> Exercise description
Images embedded in the records are excluded; print everything else exactly as given.

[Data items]
════════

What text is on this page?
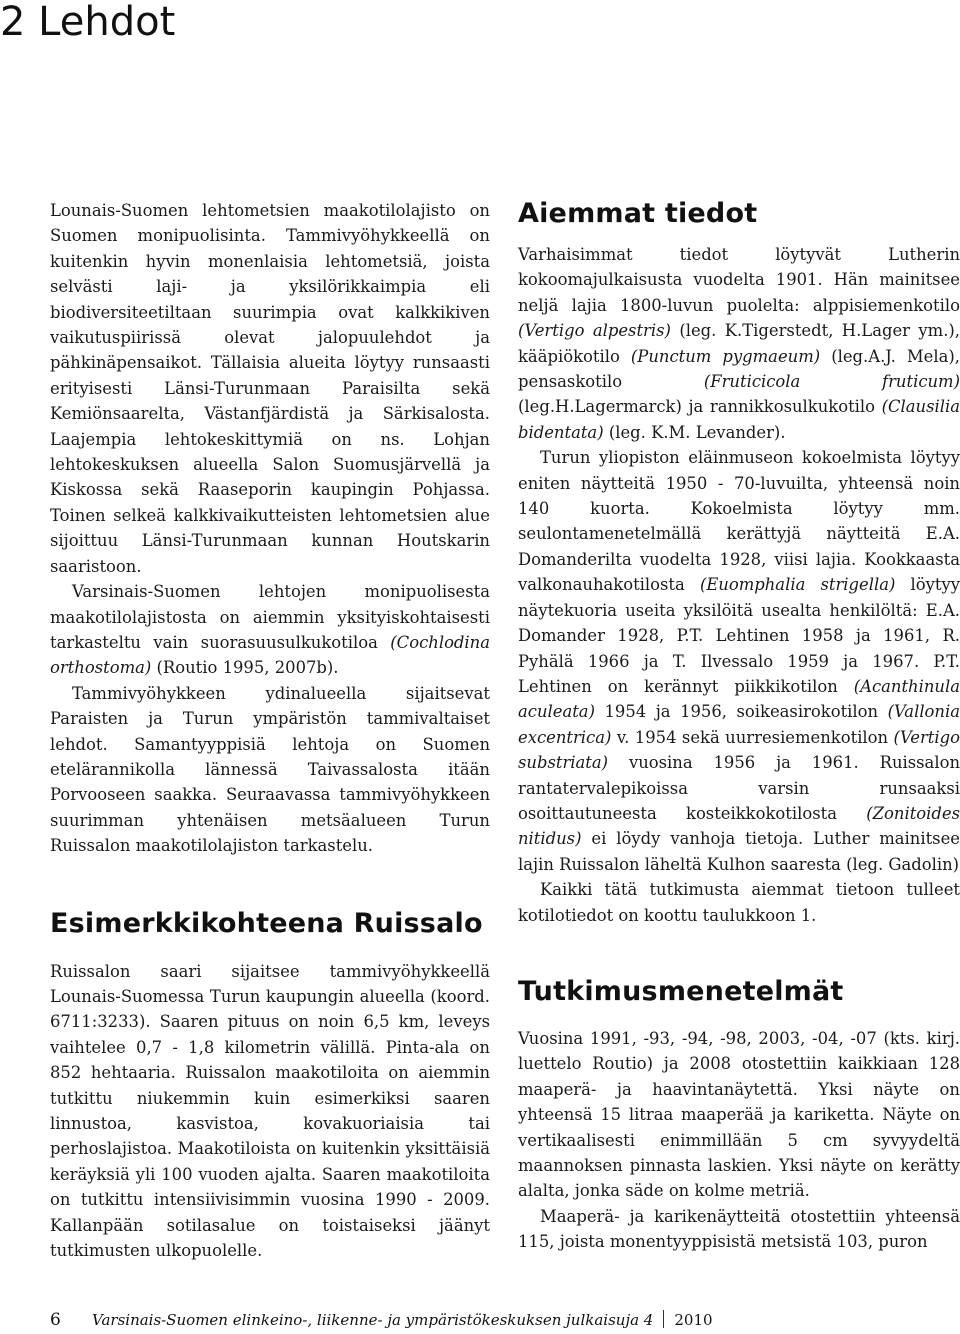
2 Lehdot

Lounais-Suomen lehtometsien maakotilolajisto on Suomen monipuolisinta. Tammivyöhykkeellä on kuitenkin hyvin monenlaisia lehtometsiä, joista selvästi laji- ja yksilörikkaimpia eli biodiversiteetiltaan suurimpia ovat kalkkikiven vaikutuspiirissä olevat jalopuulehdot ja pähkinäpensaikot. Tällaisia alueita löytyy runsaasti erityisesti Länsi-Turunmaan Paraisilta sekä Kemiönsaarelta, Västanfjärdistä ja Särkisalosta. Laajempia lehtokeskittymiä on ns. Lohjan lehtokeskuksen alueella Salon Suomusjärvellä ja Kiskossa sekä Raaseporin kaupingin Pohjassa. Toinen selkeä kalkkivaikutteisten lehtometsien alue sijoittuu Länsi-Turunmaan kunnan Houtskarin saaristoon.

Varsinais-Suomen lehtojen monipuolisesta maakotilolajistosta on aiemmin yksityiskohtaisesti tarkasteltu vain suorasuusulkukotiloa (Cochlodina orthostoma) (Routio 1995, 2007b).

Tammivyöhykkeen ydinalueella sijaitsevat Paraisten ja Turun ympäristön tammivaltaiset lehdot. Samantyyppisiä lehtoja on Suomen etelärannikolla lännessä Taivassalosta itään Porvooseen saakka. Seuraavassa tammivyöhykkeen suurimman yhtenäisen metsäalueen Turun Ruissalon maakotilolajiston tarkastelu.

Esimerkkikohteena Ruissalo

Ruissalon saari sijaitsee tammivyöhykkeellä Lounais-Suomessa Turun kaupungin alueella (koord. 6711:3233). Saaren pituus on noin 6,5 km, leveys vaihtelee 0,7 - 1,8 kilometrin välillä. Pinta-ala on 852 hehtaaria. Ruissalon maakotiloita on aiemmin tutkittu niukemmin kuin esimerkiksi saaren linnustoa, kasvistoa, kovakuoriaisia tai perhoslajistoa. Maakotiloista on kuitenkin yksittäisiä keräyksiä yli 100 vuoden ajalta. Saaren maakotiloita on tutkittu intensiivisimmin vuosina 1990 - 2009. Kallanpään sotilasalue on toistaiseksi jäänyt tutkimusten ulkopuolelle.

Aiemmat tiedot

Varhaisimmat tiedot löytyvät Lutherin kokoomajulkaisusta vuodelta 1901. Hän mainitsee neljä lajia 1800-luvun puolelta: alppisiemenkotilo (Vertigo alpestris) (leg. K.Tigerstedt, H.Lager ym.), kääpiökotilo (Punctum pygmaeum) (leg.A.J. Mela), pensaskotilo (Fruticicola fruticum) (leg.H.Lagermarck) ja rannikkosulkukotilo (Clausilia bidentata) (leg. K.M. Levander).

Turun yliopiston eläinmuseon kokoelmista löytyy eniten näytteitä 1950 - 70-luvuilta, yhteensä noin 140 kuorta. Kokoelmista löytyy mm. seulontamenetelmällä kerättyjä näytteitä E.A. Domanderilta vuodelta 1928, viisi lajia. Kookkaasta valkonauhakotilosta (Euomphalia strigella) löytyy näytekuoria useita yksilöitä usealta henkilöltä: E.A. Domander 1928, P.T. Lehtinen 1958 ja 1961, R. Pyhälä 1966 ja T. Ilvessalo 1959 ja 1967. P.T. Lehtinen on kerännyt piikkikotilon (Acanthinula aculeata) 1954 ja 1956, soikeasirokotilon (Vallonia excentrica) v. 1954 sekä uurresiemenkotilon (Vertigo substriata) vuosina 1956 ja 1961. Ruissalon rantatervalepikoissa varsin runsaaksi osoittautuneesta kosteikkokotilosta (Zonitoides nitidus) ei löydy vanhoja tietoja. Luther mainitsee lajin Ruissalon läheltä Kulhon saaresta (leg. Gadolin)

Kaikki tätä tutkimusta aiemmat tietoon tulleet kotilotiedot on koottu taulukkoon 1.

Tutkimusmenetelmät

Vuosina 1991, -93, -94, -98, 2003, -04, -07 (kts. kirj. luettelo Routio) ja 2008 otostettiin kaikkiaan 128 maaperä- ja haavintanäytettä. Yksi näyte on yhteensä 15 litraa maaperää ja kariketta. Näyte on vertikaalisesti enimmillään 5 cm syvyydeltä maannoksen pinnasta laskien. Yksi näyte on kerätty alalta, jonka säde on kolme metriä.

Maaperä- ja karikenäytteitä otostettiin yhteensä 115, joista monentyyppisistä metsistä 103, puron

6 Varsinais-Suomen elinkeino-, liikenne- ja ympäristökeskuksen julkaisuja 4 2010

════════

> Exercise answer
What text is on this page?
2 Lehdot

Lounais-Suomen lehtometsien maakotilolajisto on Suomen monipuolisinta. Tammivyöhykkeellä on kuitenkin hyvin monenlaisia lehtometsiä, joista selvästi laji- ja yksilörikkaimpia eli biodiversiteetiltaan suurimpia ovat kalkkikiven vaikutuspiirissä olevat jalopuulehdot ja pähkinäpensaikot. Tällaisia alueita löytyy runsaasti erityisesti Länsi-Turunmaan Paraisilta sekä Kemiönsaarelta, Västanfjärdistä ja Särkisalosta. Laajempia lehtokeskittymiä on ns. Lohjan lehtokeskuksen alueella Salon Suomusjärvellä ja Kiskossa sekä Raaseporin kaupingin Pohjassa. Toinen selkeä kalkkivaikutteisten lehtometsien alue sijoittuu Länsi-Turunmaan kunnan Houtskarin saaristoon.

Varsinais-Suomen lehtojen monipuolisesta maakotilolajistosta on aiemmin yksityiskohtaisesti tarkasteltu vain suorasuusulkukotiloa (Cochlodina orthostoma) (Routio 1995, 2007b).

Tammivyöhykkeen ydinalueella sijaitsevat Paraisten ja Turun ympäristön tammivaltaiset lehdot. Samantyyppisiä lehtoja on Suomen etelärannikolla lännessä Taivassalosta itään Porvooseen saakka. Seuraavassa tammivyöhykkeen suurimman yhtenäisen metsäalueen Turun Ruissalon maakotilolajiston tarkastelu.

Esimerkkikohteena Ruissalo

Ruissalon saari sijaitsee tammivyöhykkeellä Lounais-Suomessa Turun kaupungin alueella (koord. 6711:3233). Saaren pituus on noin 6,5 km, leveys vaihtelee 0,7 - 1,8 kilometrin välillä. Pinta-ala on 852 hehtaaria. Ruissalon maakotiloita on aiemmin tutkittu niukemmin kuin esimerkiksi saaren linnustoa, kasvistoa, kovakuoriaisia tai perhoslajistoa. Maakotiloista on kuitenkin yksittäisiä keräyksiä yli 100 vuoden ajalta. Saaren maakotiloita on tutkittu intensiivisimmin vuosina 1990 - 2009. Kallanpään sotilasalue on toistaiseksi jäänyt tutkimusten ulkopuolelle.

Aiemmat tiedot

Varhaisimmat tiedot löytyvät Lutherin kokoomajulkaisusta vuodelta 1901. Hän mainitsee neljä lajia 1800-luvun puolelta: alppisiemenkotilo (Vertigo alpestris) (leg. K.Tigerstedt, H.Lager ym.), kääpiökotilo (Punctum pygmaeum) (leg.A.J. Mela), pensaskotilo (Fruticicola fruticum) (leg.H.Lagermarck) ja rannikkosulkukotilo (Clausilia bidentata) (leg. K.M. Levander).

Turun yliopiston eläinmuseon kokoelmista löytyy eniten näytteitä 1950 - 70-luvuilta, yhteensä noin 140 kuorta. Kokoelmista löytyy mm. seulontamenetelmällä kerättyjä näytteitä E.A. Domanderilta vuodelta 1928, viisi lajia. Kookkaasta valkonauhakotilosta (Euomphalia strigella) löytyy näytekuoria useita yksilöitä usealta henkilöltä: E.A. Domander 1928, P.T. Lehtinen 1958 ja 1961, R. Pyhälä 1966 ja T. Ilvessalo 1959 ja 1967. P.T. Lehtinen on kerännyt piikkikotilon (Acanthinula aculeata) 1954 ja 1956, soikeasirokotilon (Vallonia excentrica) v. 1954 sekä uurresiemenkotilon (Vertigo substriata) vuosina 1956 ja 1961. Ruissalon rantatervalepikoissa varsin runsaaksi osoittautuneesta kosteikkokotilosta (Zonitoides nitidus) ei löydy vanhoja tietoja. Luther mainitsee lajin Ruissalon läheltä Kulhon saaresta (leg. Gadolin)

Kaikki tätä tutkimusta aiemmat tietoon tulleet kotilotiedot on koottu taulukkoon 1.

Tutkimusmenetelmät

Vuosina 1991, -93, -94, -98, 2003, -04, -07 (kts. kirj. luettelo Routio) ja 2008 otostettiin kaikkiaan 128 maaperä- ja haavintanäytettä. Yksi näyte on yhteensä 15 litraa maaperää ja kariketta. Näyte on vertikaalisesti enimmillään 5 cm syvyydeltä maannoksen pinnasta laskien. Yksi näyte on kerätty alalta, jonka säde on kolme metriä.

Maaperä- ja karikenäytteitä otostettiin yhteensä 115, joista monentyyppisistä metsistä 103, puron

6 Varsinais-Suomen elinkeino-, liikenne- ja ympäristökeskuksen julkaisuja 4 2010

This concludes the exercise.